Stored data
....

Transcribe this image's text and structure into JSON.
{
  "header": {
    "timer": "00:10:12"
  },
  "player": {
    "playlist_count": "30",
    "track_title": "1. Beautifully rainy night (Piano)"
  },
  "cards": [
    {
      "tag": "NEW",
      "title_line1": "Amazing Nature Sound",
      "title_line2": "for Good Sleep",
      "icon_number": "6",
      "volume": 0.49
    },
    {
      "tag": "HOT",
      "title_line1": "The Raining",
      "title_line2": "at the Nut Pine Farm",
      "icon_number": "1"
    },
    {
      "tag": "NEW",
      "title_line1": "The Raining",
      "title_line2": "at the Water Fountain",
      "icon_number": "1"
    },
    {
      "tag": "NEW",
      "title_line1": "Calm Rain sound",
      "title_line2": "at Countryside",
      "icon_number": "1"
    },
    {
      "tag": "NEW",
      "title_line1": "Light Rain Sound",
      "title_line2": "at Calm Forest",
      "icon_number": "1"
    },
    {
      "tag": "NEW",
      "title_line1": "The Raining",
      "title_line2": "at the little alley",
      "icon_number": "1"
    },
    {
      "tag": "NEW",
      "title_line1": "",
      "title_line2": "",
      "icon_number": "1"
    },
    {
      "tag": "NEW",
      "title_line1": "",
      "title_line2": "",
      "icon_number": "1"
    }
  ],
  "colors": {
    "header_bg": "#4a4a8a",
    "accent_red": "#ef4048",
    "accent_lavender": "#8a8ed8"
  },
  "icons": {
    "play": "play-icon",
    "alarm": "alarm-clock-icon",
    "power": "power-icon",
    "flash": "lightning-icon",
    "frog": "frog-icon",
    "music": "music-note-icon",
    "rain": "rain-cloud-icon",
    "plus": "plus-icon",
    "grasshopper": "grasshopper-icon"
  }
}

....

JOB. Keep only those lines of the records that hold "Calm", and return them.

TASK RESPONSE.
      "title_line1": "Calm Rain sound",
      "title_line2": "at Calm Forest",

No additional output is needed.